▶ Stated problem:
Without the pictures, repeat the listing character for character.

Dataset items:
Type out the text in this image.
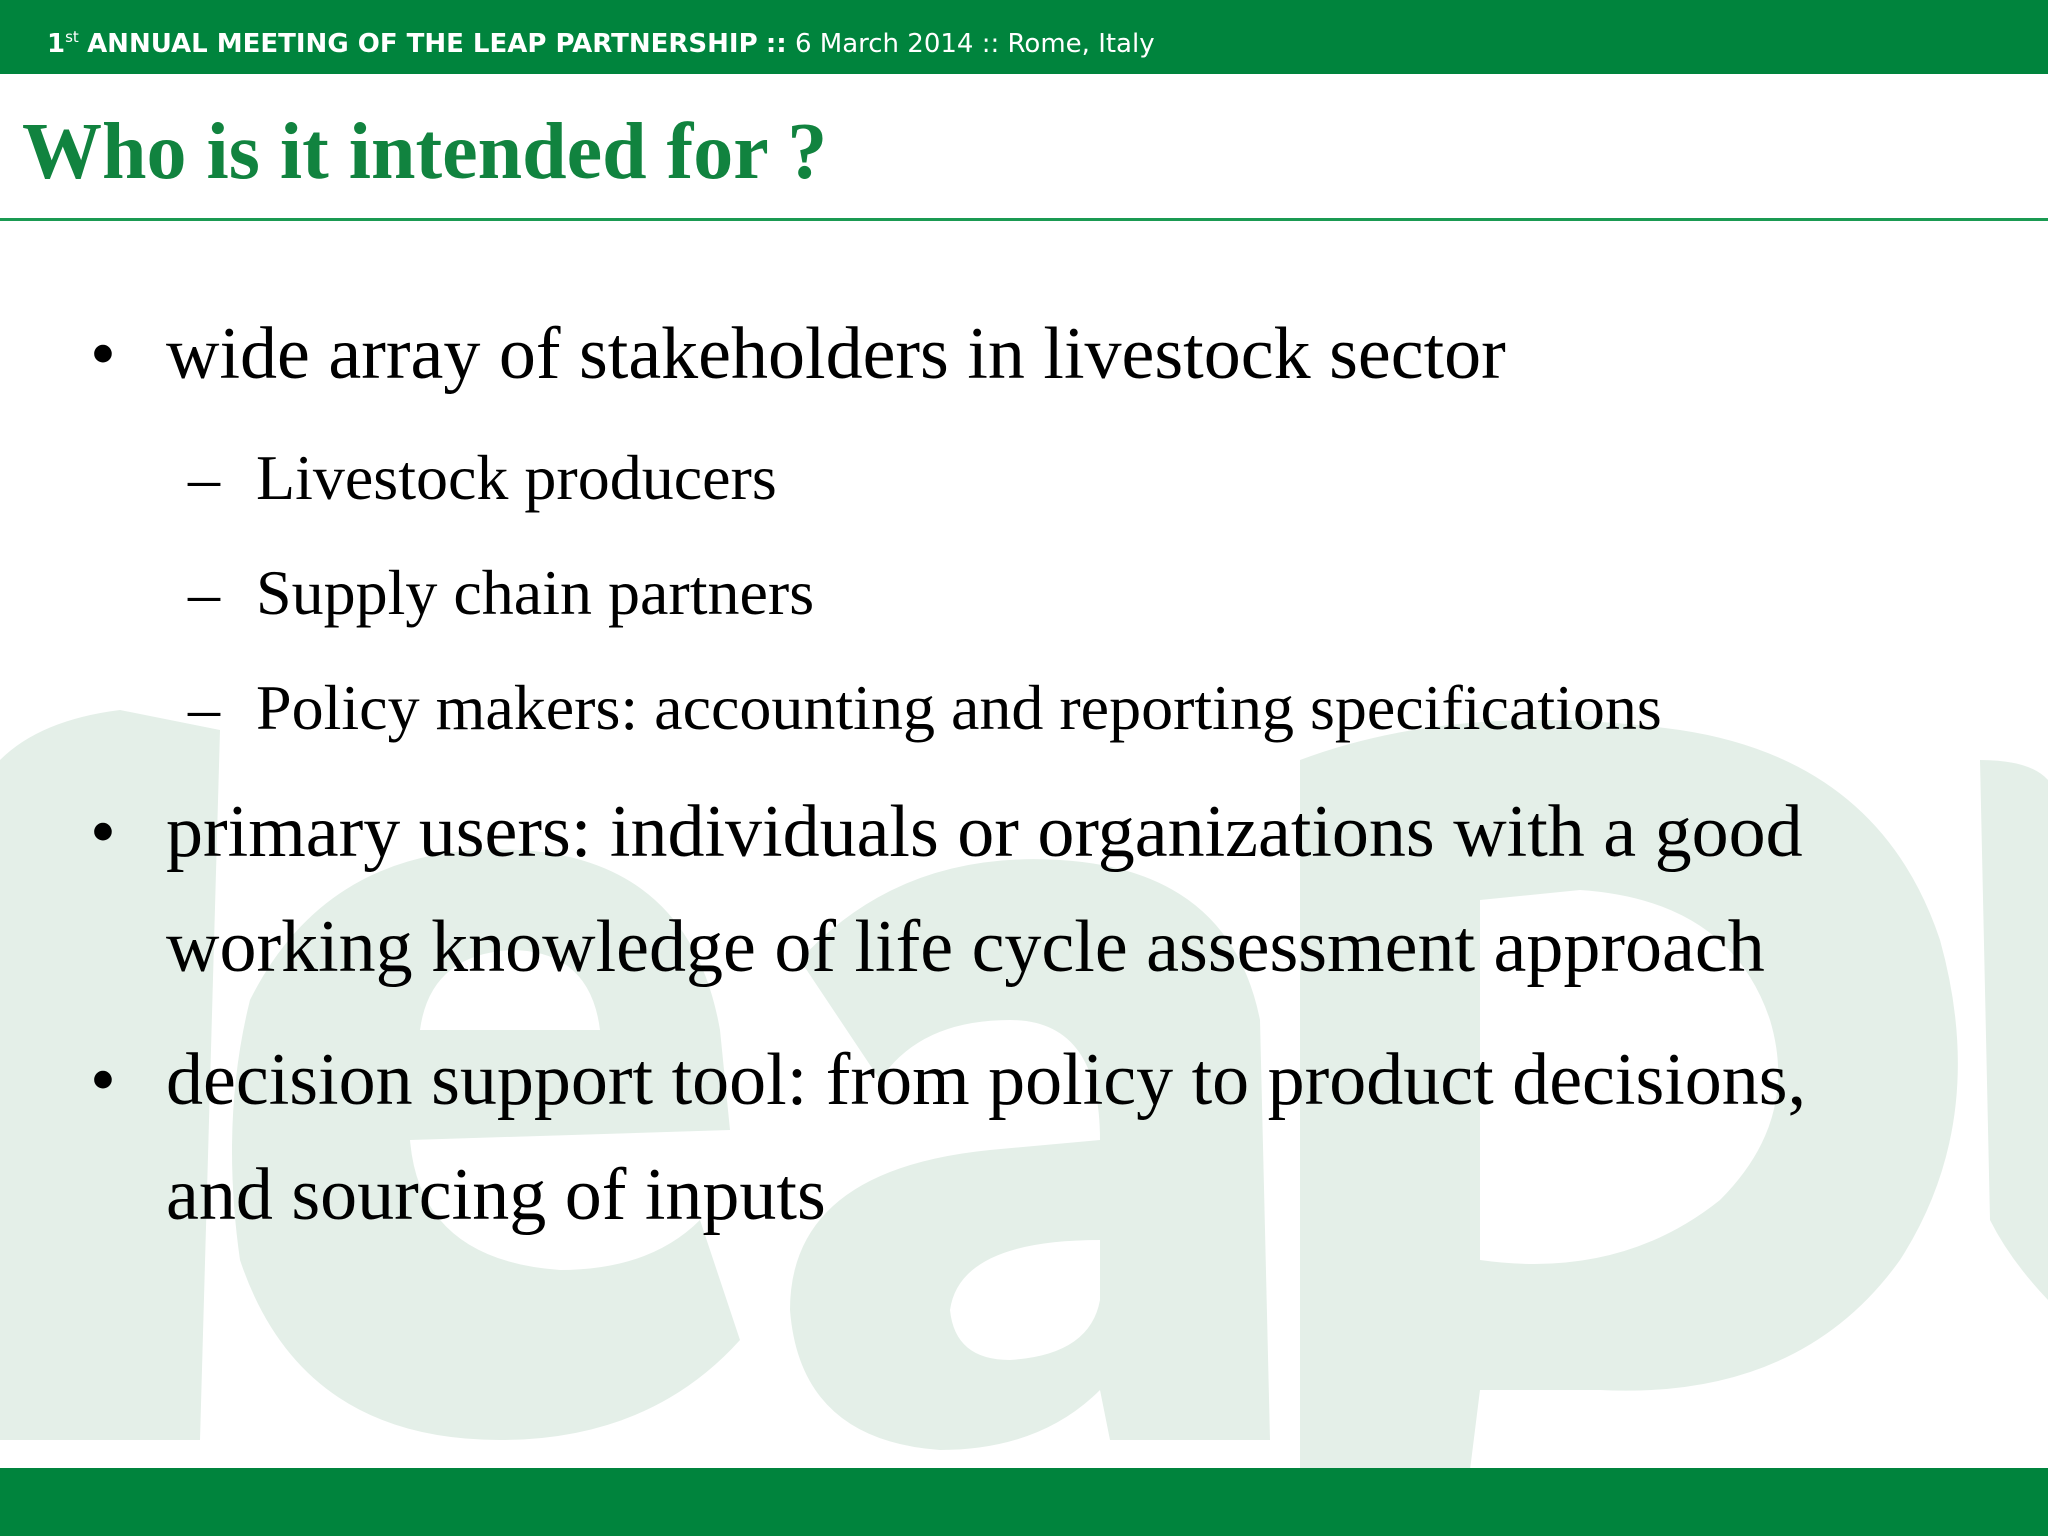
1st ANNUAL MEETING OF THE LEAP PARTNERSHIP :: 6 March 2014 :: Rome, Italy
Who is it intended for ?
• wide array of stakeholders in livestock sector
– Livestock producers
– Supply chain partners
– Policy makers: accounting and reporting specifications
• primary users: individuals or organizations with a good
working knowledge of life cycle assessment approach
• decision support tool: from policy to product decisions,
and sourcing of inputs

▶ Answer to this task:
Type out the text in this image.
1st ANNUAL MEETING OF THE LEAP PARTNERSHIP :: 6 March 2014 :: Rome, Italy
Who is it intended for ?
• wide array of stakeholders in livestock sector
– Livestock producers
– Supply chain partners
– Policy makers: accounting and reporting specifications
• primary users: individuals or organizations with a good
working knowledge of life cycle assessment approach
• decision support tool: from policy to product decisions,
and sourcing of inputs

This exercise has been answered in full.